### Required work
State how many lines hold the string "class". Give the number and nothing else.
>> Begin Entries provided
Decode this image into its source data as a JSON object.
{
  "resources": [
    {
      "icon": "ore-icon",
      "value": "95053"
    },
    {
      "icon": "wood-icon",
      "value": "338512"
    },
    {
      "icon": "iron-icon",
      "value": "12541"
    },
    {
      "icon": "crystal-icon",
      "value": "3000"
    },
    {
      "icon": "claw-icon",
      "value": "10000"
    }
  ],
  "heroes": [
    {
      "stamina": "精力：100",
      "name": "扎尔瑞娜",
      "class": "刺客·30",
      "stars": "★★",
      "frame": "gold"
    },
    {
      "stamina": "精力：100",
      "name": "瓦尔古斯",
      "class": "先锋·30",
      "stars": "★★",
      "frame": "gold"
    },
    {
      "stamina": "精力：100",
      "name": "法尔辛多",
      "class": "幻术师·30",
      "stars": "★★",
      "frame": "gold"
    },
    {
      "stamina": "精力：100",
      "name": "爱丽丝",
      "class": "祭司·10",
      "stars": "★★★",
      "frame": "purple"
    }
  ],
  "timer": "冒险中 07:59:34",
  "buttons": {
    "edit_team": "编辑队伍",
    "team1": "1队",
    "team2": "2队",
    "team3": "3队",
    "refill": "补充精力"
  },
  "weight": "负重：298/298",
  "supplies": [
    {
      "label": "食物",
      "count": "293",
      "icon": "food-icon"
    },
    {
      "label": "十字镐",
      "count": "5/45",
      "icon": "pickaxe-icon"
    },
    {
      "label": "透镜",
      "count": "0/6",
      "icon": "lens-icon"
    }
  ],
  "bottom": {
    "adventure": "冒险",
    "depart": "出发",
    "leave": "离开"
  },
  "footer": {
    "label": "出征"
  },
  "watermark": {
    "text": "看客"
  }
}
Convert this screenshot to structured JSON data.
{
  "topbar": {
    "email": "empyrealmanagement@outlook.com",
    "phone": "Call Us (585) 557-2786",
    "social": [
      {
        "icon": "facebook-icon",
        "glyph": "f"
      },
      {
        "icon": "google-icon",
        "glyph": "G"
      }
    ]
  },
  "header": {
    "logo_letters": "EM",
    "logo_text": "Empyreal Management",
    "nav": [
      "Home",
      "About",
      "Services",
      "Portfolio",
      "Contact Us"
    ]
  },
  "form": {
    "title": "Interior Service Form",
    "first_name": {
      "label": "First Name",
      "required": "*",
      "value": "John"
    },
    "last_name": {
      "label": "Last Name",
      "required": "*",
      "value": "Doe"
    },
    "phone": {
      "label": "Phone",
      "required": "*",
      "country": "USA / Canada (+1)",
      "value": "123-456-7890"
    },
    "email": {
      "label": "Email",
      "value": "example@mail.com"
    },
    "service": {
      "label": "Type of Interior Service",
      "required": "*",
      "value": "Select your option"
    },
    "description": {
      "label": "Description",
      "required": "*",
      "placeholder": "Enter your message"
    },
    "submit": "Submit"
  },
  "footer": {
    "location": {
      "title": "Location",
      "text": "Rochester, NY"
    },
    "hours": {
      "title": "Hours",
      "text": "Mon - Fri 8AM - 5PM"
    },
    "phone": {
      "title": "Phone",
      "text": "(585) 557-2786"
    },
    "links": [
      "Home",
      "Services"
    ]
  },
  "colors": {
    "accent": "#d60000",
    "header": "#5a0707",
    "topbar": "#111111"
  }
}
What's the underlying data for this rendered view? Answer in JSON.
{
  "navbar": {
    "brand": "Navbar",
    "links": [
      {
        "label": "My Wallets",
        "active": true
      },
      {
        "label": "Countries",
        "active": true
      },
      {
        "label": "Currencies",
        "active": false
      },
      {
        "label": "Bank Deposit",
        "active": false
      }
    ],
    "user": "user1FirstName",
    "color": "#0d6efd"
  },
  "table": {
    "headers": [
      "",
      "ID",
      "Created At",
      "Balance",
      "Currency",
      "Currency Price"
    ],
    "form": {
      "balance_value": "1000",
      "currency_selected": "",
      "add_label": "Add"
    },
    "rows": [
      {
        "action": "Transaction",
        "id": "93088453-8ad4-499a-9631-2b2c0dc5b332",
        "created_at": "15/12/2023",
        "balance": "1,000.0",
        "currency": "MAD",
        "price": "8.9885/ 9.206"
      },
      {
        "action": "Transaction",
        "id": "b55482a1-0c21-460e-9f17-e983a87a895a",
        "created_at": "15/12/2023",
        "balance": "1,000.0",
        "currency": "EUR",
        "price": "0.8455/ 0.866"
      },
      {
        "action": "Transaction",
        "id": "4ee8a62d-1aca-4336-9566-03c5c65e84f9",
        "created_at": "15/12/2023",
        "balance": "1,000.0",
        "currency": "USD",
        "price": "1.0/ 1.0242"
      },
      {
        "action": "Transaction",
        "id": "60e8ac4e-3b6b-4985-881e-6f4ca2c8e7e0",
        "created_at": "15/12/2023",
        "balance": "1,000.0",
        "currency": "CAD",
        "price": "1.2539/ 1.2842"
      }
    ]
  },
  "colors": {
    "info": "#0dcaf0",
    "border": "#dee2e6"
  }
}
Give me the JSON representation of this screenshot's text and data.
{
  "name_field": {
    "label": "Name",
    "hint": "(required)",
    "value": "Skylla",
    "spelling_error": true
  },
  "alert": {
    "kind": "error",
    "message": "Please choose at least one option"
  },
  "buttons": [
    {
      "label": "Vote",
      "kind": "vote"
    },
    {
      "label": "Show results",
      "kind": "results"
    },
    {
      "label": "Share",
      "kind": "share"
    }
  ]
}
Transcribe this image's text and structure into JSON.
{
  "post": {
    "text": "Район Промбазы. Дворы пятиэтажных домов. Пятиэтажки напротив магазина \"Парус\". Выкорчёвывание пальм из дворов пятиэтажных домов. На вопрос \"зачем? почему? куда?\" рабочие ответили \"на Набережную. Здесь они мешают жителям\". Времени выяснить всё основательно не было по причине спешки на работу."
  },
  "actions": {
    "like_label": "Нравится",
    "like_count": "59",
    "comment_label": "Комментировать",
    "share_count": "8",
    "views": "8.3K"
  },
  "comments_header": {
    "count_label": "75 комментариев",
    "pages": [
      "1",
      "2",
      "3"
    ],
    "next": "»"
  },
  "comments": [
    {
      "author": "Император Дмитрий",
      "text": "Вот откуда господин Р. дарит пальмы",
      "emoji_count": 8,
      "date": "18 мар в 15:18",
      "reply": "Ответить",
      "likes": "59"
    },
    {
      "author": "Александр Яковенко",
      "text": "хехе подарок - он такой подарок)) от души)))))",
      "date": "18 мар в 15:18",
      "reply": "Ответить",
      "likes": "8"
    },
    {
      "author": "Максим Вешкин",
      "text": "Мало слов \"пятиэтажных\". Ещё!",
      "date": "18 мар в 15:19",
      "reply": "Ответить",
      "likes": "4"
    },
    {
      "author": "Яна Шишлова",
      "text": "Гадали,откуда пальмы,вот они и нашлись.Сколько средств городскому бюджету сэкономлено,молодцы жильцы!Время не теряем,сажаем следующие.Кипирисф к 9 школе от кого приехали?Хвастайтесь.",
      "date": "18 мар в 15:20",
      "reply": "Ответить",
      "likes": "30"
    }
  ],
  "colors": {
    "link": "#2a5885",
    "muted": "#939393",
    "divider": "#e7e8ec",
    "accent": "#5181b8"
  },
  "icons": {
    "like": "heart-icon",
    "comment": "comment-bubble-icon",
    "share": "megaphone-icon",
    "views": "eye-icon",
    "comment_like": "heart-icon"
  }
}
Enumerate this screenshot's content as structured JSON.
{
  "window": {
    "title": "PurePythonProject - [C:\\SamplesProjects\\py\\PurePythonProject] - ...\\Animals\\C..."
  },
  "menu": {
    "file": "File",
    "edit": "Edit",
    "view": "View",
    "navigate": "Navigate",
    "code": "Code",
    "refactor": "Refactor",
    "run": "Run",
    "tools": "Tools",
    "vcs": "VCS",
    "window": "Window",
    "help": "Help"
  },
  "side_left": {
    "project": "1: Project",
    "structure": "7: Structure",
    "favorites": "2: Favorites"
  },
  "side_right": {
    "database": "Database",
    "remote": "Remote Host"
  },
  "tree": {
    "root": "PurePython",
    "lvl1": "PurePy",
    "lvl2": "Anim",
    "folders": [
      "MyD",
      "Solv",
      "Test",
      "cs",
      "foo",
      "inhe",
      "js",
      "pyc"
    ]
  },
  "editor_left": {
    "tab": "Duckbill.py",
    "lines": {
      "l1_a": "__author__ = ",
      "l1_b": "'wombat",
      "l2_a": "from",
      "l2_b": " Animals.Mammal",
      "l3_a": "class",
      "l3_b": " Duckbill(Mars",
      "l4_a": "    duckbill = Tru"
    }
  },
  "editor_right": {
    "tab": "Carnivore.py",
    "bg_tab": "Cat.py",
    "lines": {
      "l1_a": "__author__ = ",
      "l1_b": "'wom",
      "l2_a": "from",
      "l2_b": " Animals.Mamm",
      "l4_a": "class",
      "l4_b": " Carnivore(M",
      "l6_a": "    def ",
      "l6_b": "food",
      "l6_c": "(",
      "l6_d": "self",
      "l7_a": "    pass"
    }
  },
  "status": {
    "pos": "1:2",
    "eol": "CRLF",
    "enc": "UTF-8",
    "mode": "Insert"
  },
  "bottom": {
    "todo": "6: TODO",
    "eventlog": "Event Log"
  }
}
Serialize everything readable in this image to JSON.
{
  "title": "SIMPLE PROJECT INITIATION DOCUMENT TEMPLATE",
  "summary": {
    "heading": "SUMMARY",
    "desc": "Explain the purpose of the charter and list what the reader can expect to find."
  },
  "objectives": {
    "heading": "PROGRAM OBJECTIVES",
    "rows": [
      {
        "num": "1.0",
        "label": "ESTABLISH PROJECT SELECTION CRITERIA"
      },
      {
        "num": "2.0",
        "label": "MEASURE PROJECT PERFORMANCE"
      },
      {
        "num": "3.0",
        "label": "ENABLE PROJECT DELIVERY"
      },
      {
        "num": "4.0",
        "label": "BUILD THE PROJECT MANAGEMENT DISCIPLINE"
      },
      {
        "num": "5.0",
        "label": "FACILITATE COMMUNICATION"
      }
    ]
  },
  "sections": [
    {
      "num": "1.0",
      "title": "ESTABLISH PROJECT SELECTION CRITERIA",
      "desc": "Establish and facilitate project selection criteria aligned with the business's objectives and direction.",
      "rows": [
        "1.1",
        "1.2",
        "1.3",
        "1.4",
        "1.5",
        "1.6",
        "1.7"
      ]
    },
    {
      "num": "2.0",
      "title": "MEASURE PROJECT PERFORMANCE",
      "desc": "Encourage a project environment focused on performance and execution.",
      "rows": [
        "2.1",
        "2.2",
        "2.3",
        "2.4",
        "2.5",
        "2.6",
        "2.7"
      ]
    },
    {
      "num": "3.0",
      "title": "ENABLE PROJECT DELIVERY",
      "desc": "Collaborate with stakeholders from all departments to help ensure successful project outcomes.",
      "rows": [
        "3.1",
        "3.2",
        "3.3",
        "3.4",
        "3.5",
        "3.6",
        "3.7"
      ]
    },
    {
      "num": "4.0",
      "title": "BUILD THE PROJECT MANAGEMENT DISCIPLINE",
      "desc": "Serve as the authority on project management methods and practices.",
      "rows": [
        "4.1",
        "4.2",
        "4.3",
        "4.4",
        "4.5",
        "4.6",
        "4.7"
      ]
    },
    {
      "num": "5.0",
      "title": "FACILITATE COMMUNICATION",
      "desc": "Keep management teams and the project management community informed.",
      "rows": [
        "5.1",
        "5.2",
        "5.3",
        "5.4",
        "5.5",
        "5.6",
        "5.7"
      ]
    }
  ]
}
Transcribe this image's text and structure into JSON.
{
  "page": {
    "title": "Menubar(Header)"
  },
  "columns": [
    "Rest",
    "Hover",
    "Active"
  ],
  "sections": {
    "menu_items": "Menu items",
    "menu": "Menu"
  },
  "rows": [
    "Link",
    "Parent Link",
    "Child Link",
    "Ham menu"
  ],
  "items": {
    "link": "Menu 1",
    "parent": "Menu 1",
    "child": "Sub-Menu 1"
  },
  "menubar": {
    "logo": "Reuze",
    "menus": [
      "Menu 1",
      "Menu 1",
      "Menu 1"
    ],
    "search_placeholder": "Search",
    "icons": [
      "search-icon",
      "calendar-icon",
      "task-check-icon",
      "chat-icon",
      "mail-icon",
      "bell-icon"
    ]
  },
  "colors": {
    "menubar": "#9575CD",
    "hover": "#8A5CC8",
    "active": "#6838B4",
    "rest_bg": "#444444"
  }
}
>> End Entries provided
### Written solution
6